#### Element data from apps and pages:
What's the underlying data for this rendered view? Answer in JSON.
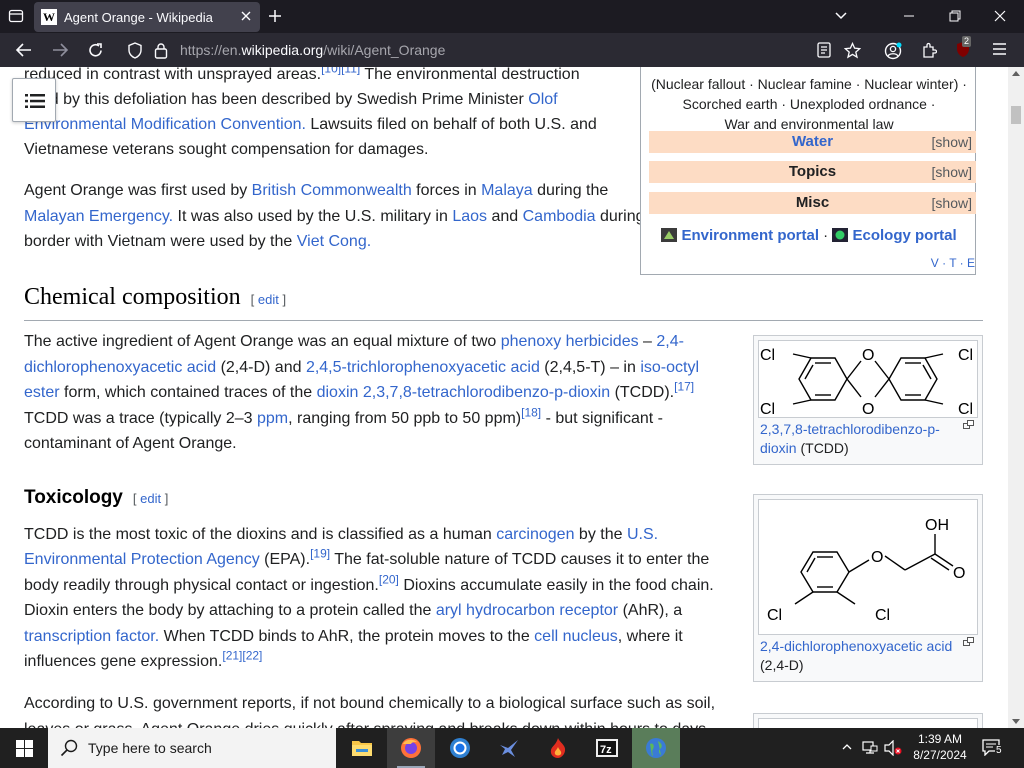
{
  "browser": {
    "tab_title": "Agent Orange - Wikipedia",
    "favicon_letter": "W",
    "url_prefix": "https://en.",
    "url_domain": "wikipedia.org",
    "url_path": "/wiki/Agent_Orange",
    "extension_badge": "2"
  },
  "intro": {
    "line1_a": "reduced in contrast with unsprayed areas.",
    "line1_ref1": "[10]",
    "line1_ref2": "[11]",
    "line1_b": " The environmental destruction",
    "line2_a": "used by this defoliation has been described by Swedish Prime Minister ",
    "line2_link": "Olof",
    "line3_link": "Environmental Modification Convention.",
    "line3_b": " Lawsuits filed on behalf of both U.S. and",
    "line4": "Vietnamese veterans sought compensation for damages.",
    "p2_l1_a": "Agent Orange was first used by ",
    "p2_l1_link1": "British Commonwealth",
    "p2_l1_b": " forces in ",
    "p2_l1_link2": "Malaya",
    "p2_l1_c": " during the",
    "p2_l2_link1": "Malayan Emergency.",
    "p2_l2_b": " It was also used by the U.S. military in ",
    "p2_l2_link2": "Laos",
    "p2_l2_c": " and ",
    "p2_l2_link3": "Cambodia",
    "p2_l2_d": " during",
    "p2_l3_a": "border with Vietnam were used by the ",
    "p2_l3_link": "Viet Cong."
  },
  "navbox": {
    "line1": "(Nuclear fallout · Nuclear famine · Nuclear winter) ·",
    "line2": "Scorched earth · Unexploded ordnance ·",
    "line3": "War and environmental law",
    "rows": [
      {
        "label": "Water",
        "show": "[show]"
      },
      {
        "label": "Topics",
        "show": "[show]"
      },
      {
        "label": "Misc",
        "show": "[show]"
      }
    ],
    "portal1": "Environment portal",
    "portal_sep": "·",
    "portal2": "Ecology portal",
    "vte": "V · T · E"
  },
  "chem": {
    "heading": "Chemical composition",
    "edit": "edit",
    "l1_a": "The active ingredient of Agent Orange was an equal mixture of two ",
    "l1_link1": "phenoxy herbicides",
    "l1_b": " – ",
    "l1_link2": "2,4-",
    "l2_link1": "dichlorophenoxyacetic acid",
    "l2_b": " (2,4-D) and ",
    "l2_link2": "2,4,5-trichlorophenoxyacetic acid",
    "l2_c": " (2,4,5-T) – in ",
    "l2_link3": "iso-octyl",
    "l3_link1": "ester",
    "l3_b": " form, which contained traces of the ",
    "l3_link2": "dioxin",
    "l3_link3": "2,3,7,8-tetrachlorodibenzo-p-dioxin",
    "l3_c": " (TCDD).",
    "l3_ref": "[17]",
    "l4_a": "TCDD was a trace (typically 2–3 ",
    "l4_link": "ppm",
    "l4_b": ", ranging from 50 ppb to 50 ppm)",
    "l4_ref": "[18]",
    "l4_c": " - but significant -",
    "l5": "contaminant of Agent Orange.",
    "fig_caption_link": "2,3,7,8-tetrachlorodibenzo-p-dioxin",
    "fig_caption_b": " (TCDD)",
    "atom_cl": "Cl",
    "atom_o": "O"
  },
  "tox": {
    "heading": "Toxicology",
    "edit": "edit",
    "l1_a": "TCDD is the most toxic of the dioxins and is classified as a human ",
    "l1_link1": "carcinogen",
    "l1_b": " by the ",
    "l1_link2": "U.S.",
    "l2_link": "Environmental Protection Agency",
    "l2_b": " (EPA).",
    "l2_ref": "[19]",
    "l2_c": " The fat-soluble nature of TCDD causes it to enter the",
    "l3_a": "body readily through physical contact or ingestion.",
    "l3_ref": "[20]",
    "l3_b": " Dioxins accumulate easily in the food chain.",
    "l4_a": "Dioxin enters the body by attaching to a protein called the ",
    "l4_link": "aryl hydrocarbon receptor",
    "l4_b": " (AhR), a",
    "l5_link": "transcription factor.",
    "l5_b": " When TCDD binds to AhR, the protein moves to the ",
    "l5_link2": "cell nucleus",
    "l5_c": ", where it",
    "l6_a": "influences gene expression.",
    "l6_ref": "[21][22]",
    "l7": "According to U.S. government reports, if not bound chemically to a biological surface such as soil,",
    "l8": "leaves or grass, Agent Orange dries quickly after spraying and breaks down within hours to days",
    "fig_caption_link": "2,4-dichlorophenoxyacetic acid",
    "fig_caption_b": "(2,4-D)",
    "atom_oh": "OH",
    "atom_o": "O",
    "atom_cl": "Cl"
  },
  "taskbar": {
    "search_placeholder": "Type here to search",
    "time": "1:39 AM",
    "date": "8/27/2024",
    "notification_count": "5"
  }
}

#### WORK INSTRUCTION:
Return every line above verbatim, pictures excluded.

#### YOUR SOLUTION:
What's the underlying data for this rendered view? Answer in JSON.
{
  "browser": {
    "tab_title": "Agent Orange - Wikipedia",
    "favicon_letter": "W",
    "url_prefix": "https://en.",
    "url_domain": "wikipedia.org",
    "url_path": "/wiki/Agent_Orange",
    "extension_badge": "2"
  },
  "intro": {
    "line1_a": "reduced in contrast with unsprayed areas.",
    "line1_ref1": "[10]",
    "line1_ref2": "[11]",
    "line1_b": " The environmental destruction",
    "line2_a": "used by this defoliation has been described by Swedish Prime Minister ",
    "line2_link": "Olof",
    "line3_link": "Environmental Modification Convention.",
    "line3_b": " Lawsuits filed on behalf of both U.S. and",
    "line4": "Vietnamese veterans sought compensation for damages.",
    "p2_l1_a": "Agent Orange was first used by ",
    "p2_l1_link1": "British Commonwealth",
    "p2_l1_b": " forces in ",
    "p2_l1_link2": "Malaya",
    "p2_l1_c": " during the",
    "p2_l2_link1": "Malayan Emergency.",
    "p2_l2_b": " It was also used by the U.S. military in ",
    "p2_l2_link2": "Laos",
    "p2_l2_c": " and ",
    "p2_l2_link3": "Cambodia",
    "p2_l2_d": " during",
    "p2_l3_a": "border with Vietnam were used by the ",
    "p2_l3_link": "Viet Cong."
  },
  "navbox": {
    "line1": "(Nuclear fallout · Nuclear famine · Nuclear winter) ·",
    "line2": "Scorched earth · Unexploded ordnance ·",
    "line3": "War and environmental law",
    "rows": [
      {
        "label": "Water",
        "show": "[show]"
      },
      {
        "label": "Topics",
        "show": "[show]"
      },
      {
        "label": "Misc",
        "show": "[show]"
      }
    ],
    "portal1": "Environment portal",
    "portal_sep": "·",
    "portal2": "Ecology portal",
    "vte": "V · T · E"
  },
  "chem": {
    "heading": "Chemical composition",
    "edit": "edit",
    "l1_a": "The active ingredient of Agent Orange was an equal mixture of two ",
    "l1_link1": "phenoxy herbicides",
    "l1_b": " – ",
    "l1_link2": "2,4-",
    "l2_link1": "dichlorophenoxyacetic acid",
    "l2_b": " (2,4-D) and ",
    "l2_link2": "2,4,5-trichlorophenoxyacetic acid",
    "l2_c": " (2,4,5-T) – in ",
    "l2_link3": "iso-octyl",
    "l3_link1": "ester",
    "l3_b": " form, which contained traces of the ",
    "l3_link2": "dioxin",
    "l3_link3": "2,3,7,8-tetrachlorodibenzo-p-dioxin",
    "l3_c": " (TCDD).",
    "l3_ref": "[17]",
    "l4_a": "TCDD was a trace (typically 2–3 ",
    "l4_link": "ppm",
    "l4_b": ", ranging from 50 ppb to 50 ppm)",
    "l4_ref": "[18]",
    "l4_c": " - but significant -",
    "l5": "contaminant of Agent Orange.",
    "fig_caption_link": "2,3,7,8-tetrachlorodibenzo-p-dioxin",
    "fig_caption_b": " (TCDD)",
    "atom_cl": "Cl",
    "atom_o": "O"
  },
  "tox": {
    "heading": "Toxicology",
    "edit": "edit",
    "l1_a": "TCDD is the most toxic of the dioxins and is classified as a human ",
    "l1_link1": "carcinogen",
    "l1_b": " by the ",
    "l1_link2": "U.S.",
    "l2_link": "Environmental Protection Agency",
    "l2_b": " (EPA).",
    "l2_ref": "[19]",
    "l2_c": " The fat-soluble nature of TCDD causes it to enter the",
    "l3_a": "body readily through physical contact or ingestion.",
    "l3_ref": "[20]",
    "l3_b": " Dioxins accumulate easily in the food chain.",
    "l4_a": "Dioxin enters the body by attaching to a protein called the ",
    "l4_link": "aryl hydrocarbon receptor",
    "l4_b": " (AhR), a",
    "l5_link": "transcription factor.",
    "l5_b": " When TCDD binds to AhR, the protein moves to the ",
    "l5_link2": "cell nucleus",
    "l5_c": ", where it",
    "l6_a": "influences gene expression.",
    "l6_ref": "[21][22]",
    "l7": "According to U.S. government reports, if not bound chemically to a biological surface such as soil,",
    "l8": "leaves or grass, Agent Orange dries quickly after spraying and breaks down within hours to days",
    "fig_caption_link": "2,4-dichlorophenoxyacetic acid",
    "fig_caption_b": "(2,4-D)",
    "atom_oh": "OH",
    "atom_o": "O",
    "atom_cl": "Cl"
  },
  "taskbar": {
    "search_placeholder": "Type here to search",
    "time": "1:39 AM",
    "date": "8/27/2024",
    "notification_count": "5"
  }
}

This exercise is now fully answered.